Entries taken from a collection:

>>

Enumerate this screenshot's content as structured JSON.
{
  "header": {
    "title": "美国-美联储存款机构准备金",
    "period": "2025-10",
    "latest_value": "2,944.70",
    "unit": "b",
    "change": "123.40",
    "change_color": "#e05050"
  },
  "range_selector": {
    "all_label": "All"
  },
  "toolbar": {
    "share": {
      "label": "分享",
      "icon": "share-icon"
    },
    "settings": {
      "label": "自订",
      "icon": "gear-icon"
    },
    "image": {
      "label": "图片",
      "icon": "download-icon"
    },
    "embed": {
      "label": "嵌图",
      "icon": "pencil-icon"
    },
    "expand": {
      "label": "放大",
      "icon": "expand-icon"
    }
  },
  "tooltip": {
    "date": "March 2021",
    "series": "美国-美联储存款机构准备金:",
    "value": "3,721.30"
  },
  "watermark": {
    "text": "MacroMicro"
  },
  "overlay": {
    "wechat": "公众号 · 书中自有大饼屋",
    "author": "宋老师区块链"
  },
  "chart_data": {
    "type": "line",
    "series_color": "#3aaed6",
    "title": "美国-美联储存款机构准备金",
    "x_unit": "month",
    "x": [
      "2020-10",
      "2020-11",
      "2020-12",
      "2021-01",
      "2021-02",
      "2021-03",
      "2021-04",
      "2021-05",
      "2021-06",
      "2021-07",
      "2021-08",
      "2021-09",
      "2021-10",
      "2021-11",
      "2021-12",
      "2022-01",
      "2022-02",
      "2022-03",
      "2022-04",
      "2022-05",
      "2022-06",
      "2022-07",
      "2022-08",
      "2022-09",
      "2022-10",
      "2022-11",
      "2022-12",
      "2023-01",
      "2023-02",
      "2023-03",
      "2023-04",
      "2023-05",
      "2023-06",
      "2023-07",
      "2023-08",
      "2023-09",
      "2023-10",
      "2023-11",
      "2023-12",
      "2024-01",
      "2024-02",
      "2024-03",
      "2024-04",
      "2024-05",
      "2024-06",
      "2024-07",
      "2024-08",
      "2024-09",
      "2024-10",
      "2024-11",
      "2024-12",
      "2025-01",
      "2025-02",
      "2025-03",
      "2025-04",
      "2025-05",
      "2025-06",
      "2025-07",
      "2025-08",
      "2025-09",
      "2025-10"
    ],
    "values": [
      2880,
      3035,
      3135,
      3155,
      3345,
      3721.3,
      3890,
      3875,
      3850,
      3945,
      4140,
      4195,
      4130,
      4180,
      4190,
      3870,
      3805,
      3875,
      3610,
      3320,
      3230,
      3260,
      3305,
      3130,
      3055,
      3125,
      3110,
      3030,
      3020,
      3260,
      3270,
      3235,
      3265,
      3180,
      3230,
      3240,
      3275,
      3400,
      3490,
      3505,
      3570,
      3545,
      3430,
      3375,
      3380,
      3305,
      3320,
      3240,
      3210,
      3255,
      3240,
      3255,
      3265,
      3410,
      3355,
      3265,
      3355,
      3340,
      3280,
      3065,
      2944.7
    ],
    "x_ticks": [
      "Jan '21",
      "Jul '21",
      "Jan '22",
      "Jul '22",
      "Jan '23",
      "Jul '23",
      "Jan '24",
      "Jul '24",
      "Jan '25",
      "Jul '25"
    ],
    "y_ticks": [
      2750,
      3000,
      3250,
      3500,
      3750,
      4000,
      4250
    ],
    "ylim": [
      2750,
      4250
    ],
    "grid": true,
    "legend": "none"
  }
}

<<

▶ What you need to do: Show the lines where the word "icon" appears in the entries.

▶ Written answer:
      "icon": "share-icon"
      "icon": "gear-icon"
      "icon": "download-icon"
      "icon": "pencil-icon"
      "icon": "expand-icon"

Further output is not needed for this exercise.